In full and without alteration, give the listing again.

(Recorded data)
※ ※ ※

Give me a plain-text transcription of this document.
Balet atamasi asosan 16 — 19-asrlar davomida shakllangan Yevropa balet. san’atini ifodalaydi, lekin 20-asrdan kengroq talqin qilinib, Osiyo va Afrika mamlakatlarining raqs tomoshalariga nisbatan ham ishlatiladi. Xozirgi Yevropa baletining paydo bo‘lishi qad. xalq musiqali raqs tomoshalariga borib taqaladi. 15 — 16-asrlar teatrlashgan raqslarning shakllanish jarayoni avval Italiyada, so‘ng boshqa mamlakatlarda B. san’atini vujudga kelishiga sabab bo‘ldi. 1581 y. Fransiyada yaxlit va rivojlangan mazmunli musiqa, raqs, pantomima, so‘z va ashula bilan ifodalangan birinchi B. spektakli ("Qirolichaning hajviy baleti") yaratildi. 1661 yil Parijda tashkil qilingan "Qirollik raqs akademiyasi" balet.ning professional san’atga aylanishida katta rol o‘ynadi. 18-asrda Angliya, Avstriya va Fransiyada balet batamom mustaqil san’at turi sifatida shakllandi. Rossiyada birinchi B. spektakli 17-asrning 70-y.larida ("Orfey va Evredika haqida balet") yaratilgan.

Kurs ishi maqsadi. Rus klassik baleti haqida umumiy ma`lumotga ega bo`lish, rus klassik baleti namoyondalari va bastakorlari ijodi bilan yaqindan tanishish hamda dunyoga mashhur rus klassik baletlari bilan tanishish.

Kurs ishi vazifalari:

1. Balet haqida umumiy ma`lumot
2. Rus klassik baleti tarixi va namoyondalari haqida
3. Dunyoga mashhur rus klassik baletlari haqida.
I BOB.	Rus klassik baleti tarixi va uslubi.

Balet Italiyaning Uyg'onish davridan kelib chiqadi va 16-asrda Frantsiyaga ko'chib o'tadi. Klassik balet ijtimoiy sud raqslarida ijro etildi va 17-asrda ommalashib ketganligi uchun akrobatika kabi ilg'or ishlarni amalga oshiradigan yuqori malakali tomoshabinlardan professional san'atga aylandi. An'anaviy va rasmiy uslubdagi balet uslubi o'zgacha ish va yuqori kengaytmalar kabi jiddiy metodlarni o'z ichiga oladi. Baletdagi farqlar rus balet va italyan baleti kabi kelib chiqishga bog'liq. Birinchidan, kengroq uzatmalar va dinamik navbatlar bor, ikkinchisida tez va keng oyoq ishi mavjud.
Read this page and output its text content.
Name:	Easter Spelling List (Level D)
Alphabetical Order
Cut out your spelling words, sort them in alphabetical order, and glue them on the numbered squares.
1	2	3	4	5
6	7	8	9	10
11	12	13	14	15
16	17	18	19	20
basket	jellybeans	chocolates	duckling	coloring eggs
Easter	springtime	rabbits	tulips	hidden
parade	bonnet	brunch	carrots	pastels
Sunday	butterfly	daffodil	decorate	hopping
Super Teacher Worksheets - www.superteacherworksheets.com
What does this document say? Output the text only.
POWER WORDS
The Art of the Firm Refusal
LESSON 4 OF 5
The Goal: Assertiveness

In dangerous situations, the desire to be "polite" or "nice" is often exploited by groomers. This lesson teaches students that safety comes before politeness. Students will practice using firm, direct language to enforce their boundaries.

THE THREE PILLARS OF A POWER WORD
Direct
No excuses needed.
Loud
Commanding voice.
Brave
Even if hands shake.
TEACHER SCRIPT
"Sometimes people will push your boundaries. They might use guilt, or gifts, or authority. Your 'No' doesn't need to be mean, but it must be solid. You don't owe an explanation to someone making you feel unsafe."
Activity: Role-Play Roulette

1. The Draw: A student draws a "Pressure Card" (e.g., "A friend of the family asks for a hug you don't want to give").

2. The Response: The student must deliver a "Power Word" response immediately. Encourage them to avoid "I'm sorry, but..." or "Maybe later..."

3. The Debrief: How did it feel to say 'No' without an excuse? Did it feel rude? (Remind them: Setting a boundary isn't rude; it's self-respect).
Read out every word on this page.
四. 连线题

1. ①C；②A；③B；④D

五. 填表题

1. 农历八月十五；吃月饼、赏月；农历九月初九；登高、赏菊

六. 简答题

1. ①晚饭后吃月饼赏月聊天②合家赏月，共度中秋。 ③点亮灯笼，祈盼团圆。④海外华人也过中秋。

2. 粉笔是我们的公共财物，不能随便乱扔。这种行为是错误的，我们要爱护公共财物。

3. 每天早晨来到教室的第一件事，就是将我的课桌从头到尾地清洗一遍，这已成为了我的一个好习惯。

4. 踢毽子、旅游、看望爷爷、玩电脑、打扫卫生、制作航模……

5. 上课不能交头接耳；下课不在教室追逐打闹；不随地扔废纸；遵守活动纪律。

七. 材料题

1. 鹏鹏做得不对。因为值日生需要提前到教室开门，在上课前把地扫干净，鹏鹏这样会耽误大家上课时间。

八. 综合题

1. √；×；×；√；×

※ ※ ※

(Task answer)
Give me a plain-text transcription of this document.
Balet atamasi asosan 16 — 19-asrlar davomida shakllangan Yevropa balet. san’atini ifodalaydi, lekin 20-asrdan kengroq talqin qilinib, Osiyo va Afrika mamlakatlarining raqs tomoshalariga nisbatan ham ishlatiladi. Xozirgi Yevropa baletining paydo bo‘lishi qad. xalq musiqali raqs tomoshalariga borib taqaladi. 15 — 16-asrlar teatrlashgan raqslarning shakllanish jarayoni avval Italiyada, so‘ng boshqa mamlakatlarda B. san’atini vujudga kelishiga sabab bo‘ldi. 1581 y. Fransiyada yaxlit va rivojlangan mazmunli musiqa, raqs, pantomima, so‘z va ashula bilan ifodalangan birinchi B. spektakli ("Qirolichaning hajviy baleti") yaratildi. 1661 yil Parijda tashkil qilingan "Qirollik raqs akademiyasi" balet.ning professional san’atga aylanishida katta rol o‘ynadi. 18-asrda Angliya, Avstriya va Fransiyada balet batamom mustaqil san’at turi sifatida shakllandi. Rossiyada birinchi B. spektakli 17-asrning 70-y.larida ("Orfey va Evredika haqida balet") yaratilgan.

Kurs ishi maqsadi. Rus klassik baleti haqida umumiy ma`lumotga ega bo`lish, rus klassik baleti namoyondalari va bastakorlari ijodi bilan yaqindan tanishish hamda dunyoga mashhur rus klassik baletlari bilan tanishish.

Kurs ishi vazifalari:

1. Balet haqida umumiy ma`lumot
2. Rus klassik baleti tarixi va namoyondalari haqida
3. Dunyoga mashhur rus klassik baletlari haqida.
I BOB.	Rus klassik baleti tarixi va uslubi.

Balet Italiyaning Uyg'onish davridan kelib chiqadi va 16-asrda Frantsiyaga ko'chib o'tadi. Klassik balet ijtimoiy sud raqslarida ijro etildi va 17-asrda ommalashib ketganligi uchun akrobatika kabi ilg'or ishlarni amalga oshiradigan yuqori malakali tomoshabinlardan professional san'atga aylandi. An'anaviy va rasmiy uslubdagi balet uslubi o'zgacha ish va yuqori kengaytmalar kabi jiddiy metodlarni o'z ichiga oladi. Baletdagi farqlar rus balet va italyan baleti kabi kelib chiqishga bog'liq. Birinchidan, kengroq uzatmalar va dinamik navbatlar bor, ikkinchisida tez va keng oyoq ishi mavjud.
Read this page and output its text content.
Name:	Easter Spelling List (Level D)
Alphabetical Order
Cut out your spelling words, sort them in alphabetical order, and glue them on the numbered squares.
1	2	3	4	5
6	7	8	9	10
11	12	13	14	15
16	17	18	19	20
basket	jellybeans	chocolates	duckling	coloring eggs
Easter	springtime	rabbits	tulips	hidden
parade	bonnet	brunch	carrots	pastels
Sunday	butterfly	daffodil	decorate	hopping
Super Teacher Worksheets - www.superteacherworksheets.com
What does this document say? Output the text only.
POWER WORDS
The Art of the Firm Refusal
LESSON 4 OF 5
The Goal: Assertiveness

In dangerous situations, the desire to be "polite" or "nice" is often exploited by groomers. This lesson teaches students that safety comes before politeness. Students will practice using firm, direct language to enforce their boundaries.

THE THREE PILLARS OF A POWER WORD
Direct
No excuses needed.
Loud
Commanding voice.
Brave
Even if hands shake.
TEACHER SCRIPT
"Sometimes people will push your boundaries. They might use guilt, or gifts, or authority. Your 'No' doesn't need to be mean, but it must be solid. You don't owe an explanation to someone making you feel unsafe."
Activity: Role-Play Roulette

1. The Draw: A student draws a "Pressure Card" (e.g., "A friend of the family asks for a hug you don't want to give").

2. The Response: The student must deliver a "Power Word" response immediately. Encourage them to avoid "I'm sorry, but..." or "Maybe later..."

3. The Debrief: How did it feel to say 'No' without an excuse? Did it feel rude? (Remind them: Setting a boundary isn't rude; it's self-respect).
Read out every word on this page.
四. 连线题

1. ①C；②A；③B；④D

五. 填表题

1. 农历八月十五；吃月饼、赏月；农历九月初九；登高、赏菊

六. 简答题

1. ①晚饭后吃月饼赏月聊天②合家赏月，共度中秋。 ③点亮灯笼，祈盼团圆。④海外华人也过中秋。

2. 粉笔是我们的公共财物，不能随便乱扔。这种行为是错误的，我们要爱护公共财物。

3. 每天早晨来到教室的第一件事，就是将我的课桌从头到尾地清洗一遍，这已成为了我的一个好习惯。

4. 踢毽子、旅游、看望爷爷、玩电脑、打扫卫生、制作航模……

5. 上课不能交头接耳；下课不在教室追逐打闹；不随地扔废纸；遵守活动纪律。

七. 材料题

1. 鹏鹏做得不对。因为值日生需要提前到教室开门，在上课前把地扫干净，鹏鹏这样会耽误大家上课时间。

八. 综合题

1. √；×；×；√；×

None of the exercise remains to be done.